**GIVEN INSTRUCTION**.
Could you repeat the records below exactly, leaving out any pictures?

** Start **

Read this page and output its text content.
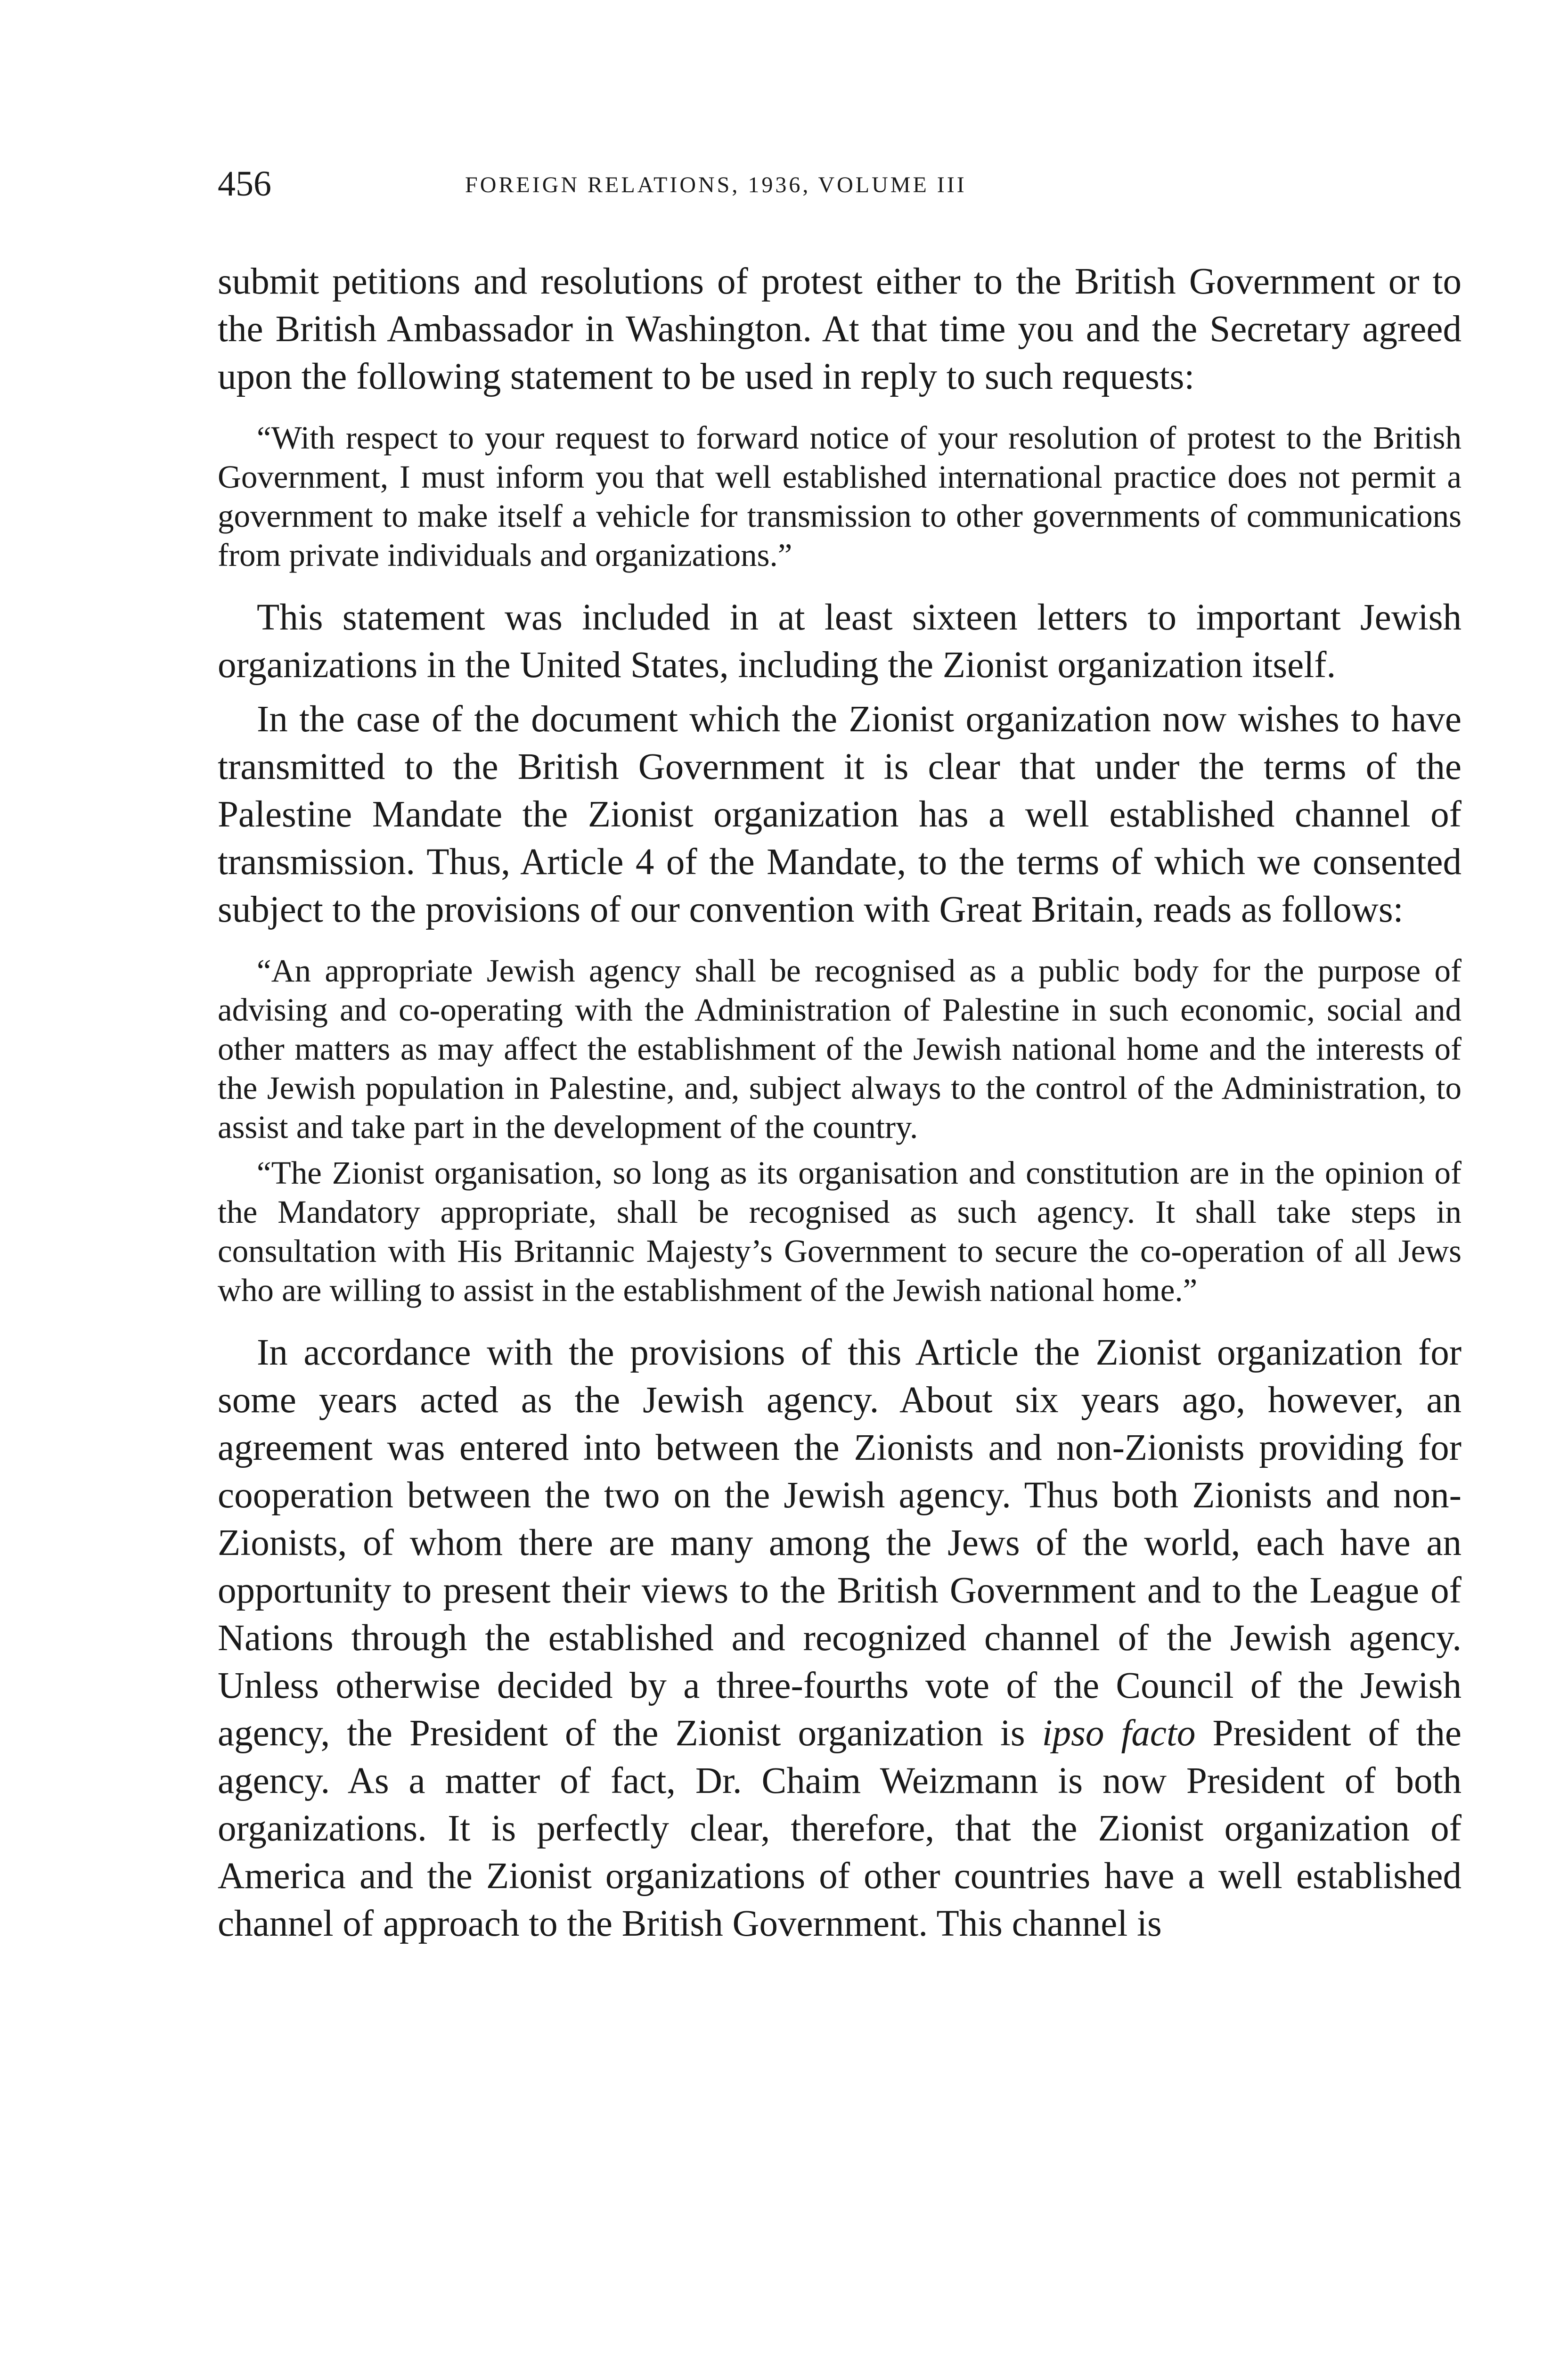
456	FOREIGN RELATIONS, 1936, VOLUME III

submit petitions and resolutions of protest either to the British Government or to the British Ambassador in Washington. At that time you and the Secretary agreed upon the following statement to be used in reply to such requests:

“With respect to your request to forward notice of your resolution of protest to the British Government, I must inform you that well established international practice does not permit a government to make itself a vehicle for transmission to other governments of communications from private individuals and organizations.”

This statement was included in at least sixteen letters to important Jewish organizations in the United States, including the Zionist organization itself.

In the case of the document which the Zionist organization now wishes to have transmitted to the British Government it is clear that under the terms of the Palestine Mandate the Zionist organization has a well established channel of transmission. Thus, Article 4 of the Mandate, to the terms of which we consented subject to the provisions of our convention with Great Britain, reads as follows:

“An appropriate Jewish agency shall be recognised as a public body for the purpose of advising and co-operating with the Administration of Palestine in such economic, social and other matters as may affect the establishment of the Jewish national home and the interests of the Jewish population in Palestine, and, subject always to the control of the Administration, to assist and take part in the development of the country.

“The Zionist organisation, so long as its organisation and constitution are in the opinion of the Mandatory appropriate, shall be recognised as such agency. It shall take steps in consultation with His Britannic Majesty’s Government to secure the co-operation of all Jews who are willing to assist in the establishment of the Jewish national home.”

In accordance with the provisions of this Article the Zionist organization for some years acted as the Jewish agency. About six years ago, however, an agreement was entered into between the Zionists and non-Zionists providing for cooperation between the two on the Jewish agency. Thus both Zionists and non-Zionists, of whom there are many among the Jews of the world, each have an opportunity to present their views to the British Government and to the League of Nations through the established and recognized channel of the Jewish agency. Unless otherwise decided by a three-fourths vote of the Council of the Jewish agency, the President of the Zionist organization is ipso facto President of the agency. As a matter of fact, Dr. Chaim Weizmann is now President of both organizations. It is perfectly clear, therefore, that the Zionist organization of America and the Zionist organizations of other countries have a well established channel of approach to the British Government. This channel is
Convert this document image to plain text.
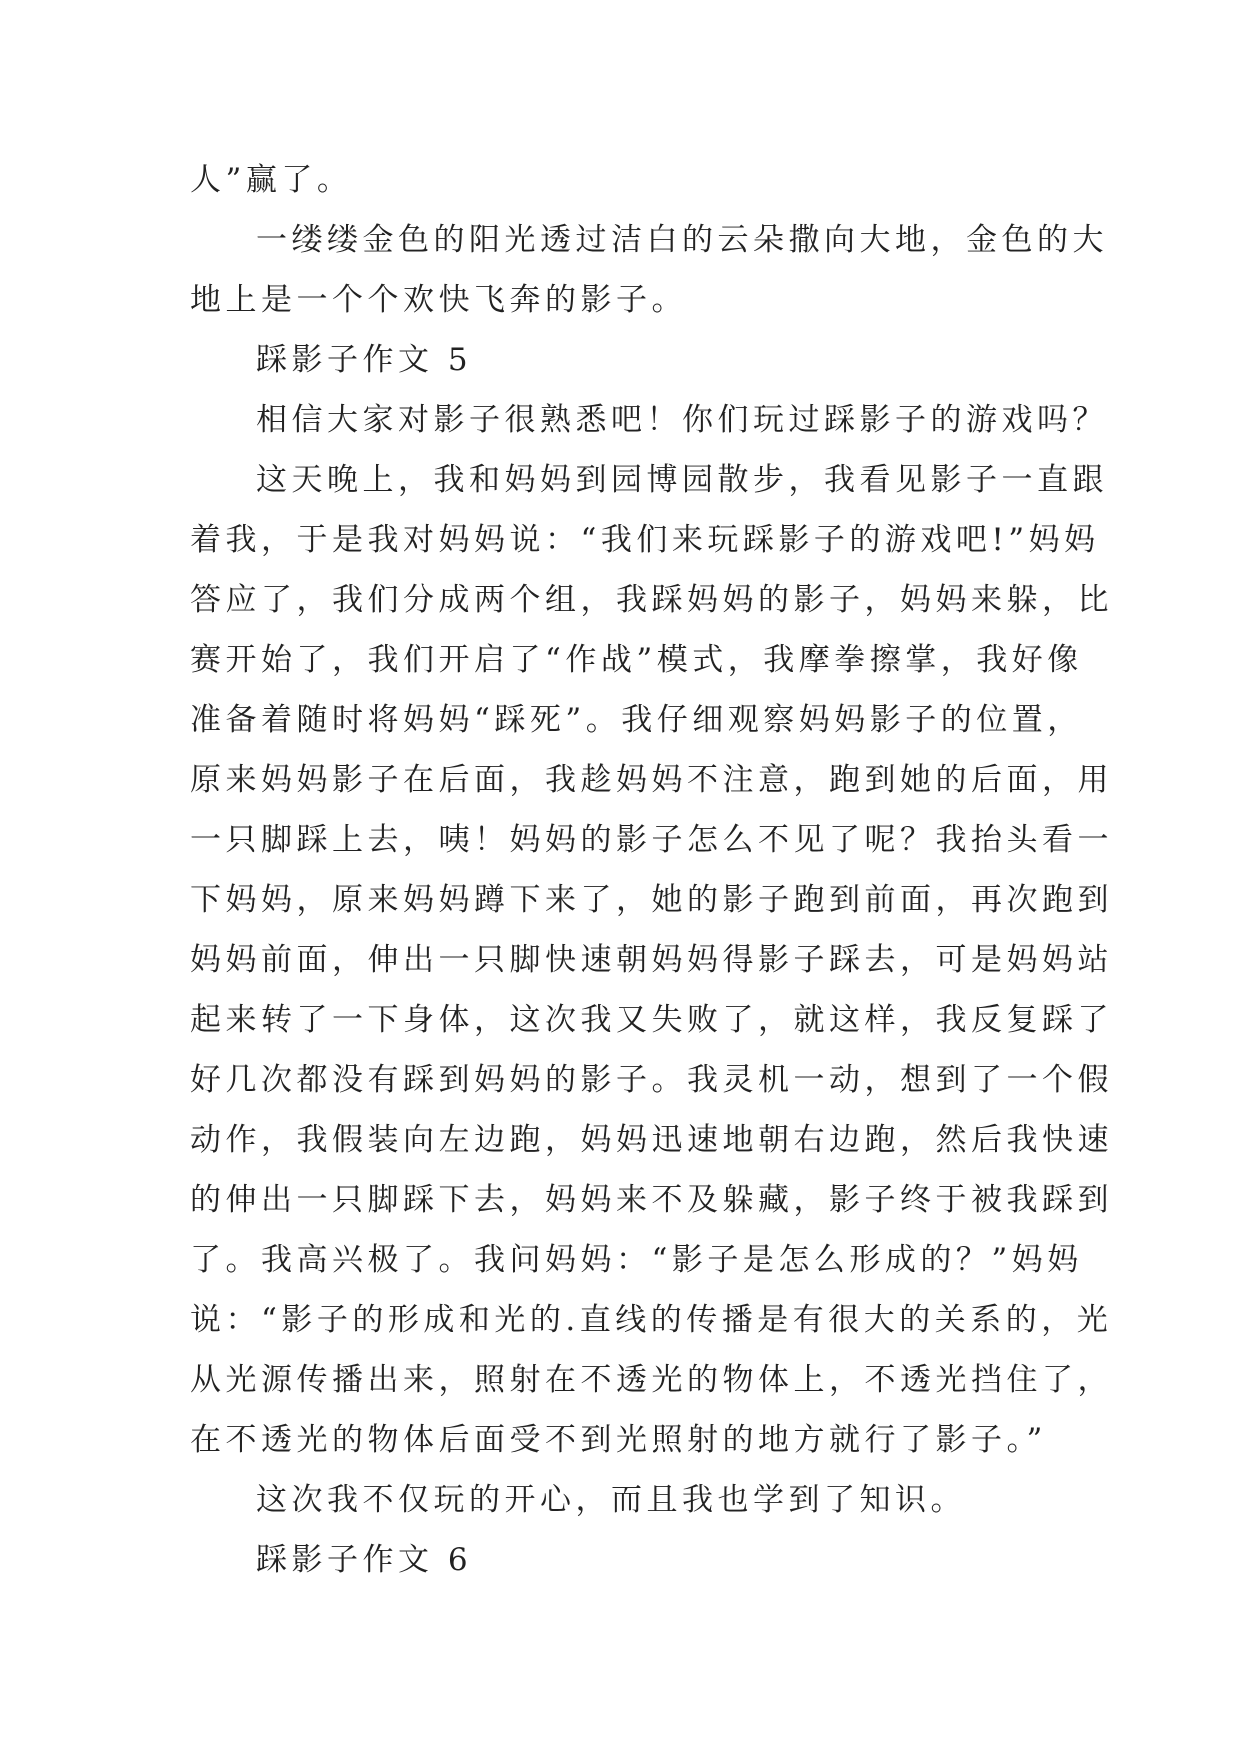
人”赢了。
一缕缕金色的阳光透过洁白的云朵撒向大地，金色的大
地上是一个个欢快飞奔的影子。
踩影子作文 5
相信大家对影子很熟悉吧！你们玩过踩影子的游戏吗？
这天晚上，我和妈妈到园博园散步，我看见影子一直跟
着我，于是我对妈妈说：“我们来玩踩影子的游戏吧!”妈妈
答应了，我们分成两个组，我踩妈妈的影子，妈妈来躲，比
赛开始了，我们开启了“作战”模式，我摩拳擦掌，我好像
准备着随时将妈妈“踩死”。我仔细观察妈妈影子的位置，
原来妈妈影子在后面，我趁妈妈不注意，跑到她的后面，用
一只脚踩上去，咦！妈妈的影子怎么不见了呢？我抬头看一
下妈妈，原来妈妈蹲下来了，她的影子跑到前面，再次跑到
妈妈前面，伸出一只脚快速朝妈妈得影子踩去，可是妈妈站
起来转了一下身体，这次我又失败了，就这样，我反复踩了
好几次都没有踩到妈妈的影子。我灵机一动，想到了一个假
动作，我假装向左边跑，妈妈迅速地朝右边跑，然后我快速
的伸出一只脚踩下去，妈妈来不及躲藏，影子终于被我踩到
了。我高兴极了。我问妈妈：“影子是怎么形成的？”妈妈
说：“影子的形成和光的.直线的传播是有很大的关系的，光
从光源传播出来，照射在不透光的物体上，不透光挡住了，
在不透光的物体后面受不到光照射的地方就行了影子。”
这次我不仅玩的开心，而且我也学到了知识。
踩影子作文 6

** End **

**COMPLETE OUTPUT**.
Read this page and output its text content.
456	FOREIGN RELATIONS, 1936, VOLUME III

submit petitions and resolutions of protest either to the British Government or to the British Ambassador in Washington. At that time you and the Secretary agreed upon the following statement to be used in reply to such requests:

“With respect to your request to forward notice of your resolution of protest to the British Government, I must inform you that well established international practice does not permit a government to make itself a vehicle for transmission to other governments of communications from private individuals and organizations.”

This statement was included in at least sixteen letters to important Jewish organizations in the United States, including the Zionist organization itself.

In the case of the document which the Zionist organization now wishes to have transmitted to the British Government it is clear that under the terms of the Palestine Mandate the Zionist organization has a well established channel of transmission. Thus, Article 4 of the Mandate, to the terms of which we consented subject to the provisions of our convention with Great Britain, reads as follows:

“An appropriate Jewish agency shall be recognised as a public body for the purpose of advising and co-operating with the Administration of Palestine in such economic, social and other matters as may affect the establishment of the Jewish national home and the interests of the Jewish population in Palestine, and, subject always to the control of the Administration, to assist and take part in the development of the country.

“The Zionist organisation, so long as its organisation and constitution are in the opinion of the Mandatory appropriate, shall be recognised as such agency. It shall take steps in consultation with His Britannic Majesty’s Government to secure the co-operation of all Jews who are willing to assist in the establishment of the Jewish national home.”

In accordance with the provisions of this Article the Zionist organization for some years acted as the Jewish agency. About six years ago, however, an agreement was entered into between the Zionists and non-Zionists providing for cooperation between the two on the Jewish agency. Thus both Zionists and non-Zionists, of whom there are many among the Jews of the world, each have an opportunity to present their views to the British Government and to the League of Nations through the established and recognized channel of the Jewish agency. Unless otherwise decided by a three-fourths vote of the Council of the Jewish agency, the President of the Zionist organization is ipso facto President of the agency. As a matter of fact, Dr. Chaim Weizmann is now President of both organizations. It is perfectly clear, therefore, that the Zionist organization of America and the Zionist organizations of other countries have a well established channel of approach to the British Government. This channel is
Convert this document image to plain text.
人”赢了。
一缕缕金色的阳光透过洁白的云朵撒向大地，金色的大
地上是一个个欢快飞奔的影子。
踩影子作文 5
相信大家对影子很熟悉吧！你们玩过踩影子的游戏吗？
这天晚上，我和妈妈到园博园散步，我看见影子一直跟
着我，于是我对妈妈说：“我们来玩踩影子的游戏吧!”妈妈
答应了，我们分成两个组，我踩妈妈的影子，妈妈来躲，比
赛开始了，我们开启了“作战”模式，我摩拳擦掌，我好像
准备着随时将妈妈“踩死”。我仔细观察妈妈影子的位置，
原来妈妈影子在后面，我趁妈妈不注意，跑到她的后面，用
一只脚踩上去，咦！妈妈的影子怎么不见了呢？我抬头看一
下妈妈，原来妈妈蹲下来了，她的影子跑到前面，再次跑到
妈妈前面，伸出一只脚快速朝妈妈得影子踩去，可是妈妈站
起来转了一下身体，这次我又失败了，就这样，我反复踩了
好几次都没有踩到妈妈的影子。我灵机一动，想到了一个假
动作，我假装向左边跑，妈妈迅速地朝右边跑，然后我快速
的伸出一只脚踩下去，妈妈来不及躲藏，影子终于被我踩到
了。我高兴极了。我问妈妈：“影子是怎么形成的？”妈妈
说：“影子的形成和光的.直线的传播是有很大的关系的，光
从光源传播出来，照射在不透光的物体上，不透光挡住了，
在不透光的物体后面受不到光照射的地方就行了影子。”
这次我不仅玩的开心，而且我也学到了知识。
踩影子作文 6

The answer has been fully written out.